Convergence of sequence of functions implies convergence of the max of the sequence of functions to the max of the collection of functions Claim:
Let $f_1,..., f_N:X\longrightarrow \mathbb{R}^+$ be a set of bounded functions and suppose that for each $i=1,...,N$, there exists a sequence of functions $\{g_{n,i}\}_{n\in\mathbb{N}}$ such that $g_{n,i}\downarrow f_i$ pointwise. Define the sequence $\{g_n\}_{n\in\mathbb{N}}$ of functions by:
\begin{equation*}
g_n:= \max_{i\le N} g_{n,i} \qquad \forall n\in\mathbb{N}
\end{equation*}
Then $g_{n}\downarrow \max_{i\le N} f_i$ pointwise.
Is this claim true?? It seems intuitively true...but I couldn't show it with an $\epsilon$, $\delta$ proof!
 A: That the sequence $\left(g_n\left(x\right)\right)_{n\geqslant 1}$ is non-increasing follows from the fact that $g_{n+1,i}(x)\leqslant g_{n,i}(x)$ for each $i$ hence $\max_{1\leqslant i\leqslant N}  g_{n+1,i}(x)\leqslant\max_{1\leqslant i\leqslant N}  g_{n,i}(x)$. 
Now, for the pointwise convergence: fix a positive $\varepsilon$ and $x\in X$ . For any $i\in\left\{1,\dots,N\right\}$, there exists $n_i$ such that if $n\geqslant n_i$, then $ -\varepsilon  \leqslant g_{n,i}(x) -f_i(x) \leqslant \varepsilon$. Let $n_0:=\max_{1\leqslant i\leqslant N}n_i$. Then for any $n\geqslant n_0$, 
$$ f_i(x)-\varepsilon  \leqslant g_{n,i}(x)  \leqslant f_i(x)+\varepsilon.$$
Taking the $\max$ over $i\in \left\{1,\dots,N\right\}$, we get 
$$\max_{1\leqslant i\leqslant N} f_i(x)  -\varepsilon  \leqslant \max_{1\leqslant i\leqslant N} g_{n,i}(x)  \leqslant \max_{1\leqslant i\leqslant N} f_i(x)+\varepsilon$$
hence for all $n\geqslant n_0$,
$$\left\lvert g_n(x)- \max_{1\leqslant i\leqslant N} f_i(x)\right\rvert\leqslant\varepsilon .$$

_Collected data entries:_
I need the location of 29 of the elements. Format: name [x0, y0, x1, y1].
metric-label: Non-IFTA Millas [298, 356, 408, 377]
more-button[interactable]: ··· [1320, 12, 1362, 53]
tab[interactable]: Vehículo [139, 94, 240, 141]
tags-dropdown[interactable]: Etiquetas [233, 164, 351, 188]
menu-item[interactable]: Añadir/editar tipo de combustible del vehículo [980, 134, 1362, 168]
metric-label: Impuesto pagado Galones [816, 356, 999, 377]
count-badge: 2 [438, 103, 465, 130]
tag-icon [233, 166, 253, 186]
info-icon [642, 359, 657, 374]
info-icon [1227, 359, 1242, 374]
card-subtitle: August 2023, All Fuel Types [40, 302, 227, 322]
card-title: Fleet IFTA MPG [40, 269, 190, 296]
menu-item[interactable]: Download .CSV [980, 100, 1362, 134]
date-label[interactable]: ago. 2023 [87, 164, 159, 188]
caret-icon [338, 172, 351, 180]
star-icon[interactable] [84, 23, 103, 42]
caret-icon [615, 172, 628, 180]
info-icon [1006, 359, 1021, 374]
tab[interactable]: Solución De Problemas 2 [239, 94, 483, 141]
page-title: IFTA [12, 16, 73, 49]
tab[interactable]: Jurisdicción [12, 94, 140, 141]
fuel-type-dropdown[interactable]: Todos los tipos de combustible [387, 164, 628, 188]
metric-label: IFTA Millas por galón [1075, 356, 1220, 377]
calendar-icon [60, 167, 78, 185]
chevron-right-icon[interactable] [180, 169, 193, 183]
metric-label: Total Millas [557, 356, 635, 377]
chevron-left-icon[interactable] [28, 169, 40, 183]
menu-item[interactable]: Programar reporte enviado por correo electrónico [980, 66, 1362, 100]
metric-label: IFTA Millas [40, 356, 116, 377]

_GOAL:_ In the convergence thread, how does the reply define $n_0$?

_SOLVED EXERCISE:_ $n_0$ is the largest of the indices $n_1, \dots, n_N$, that is, $n_0 := \max_{1\leqslant i\leqslant N} n_i$.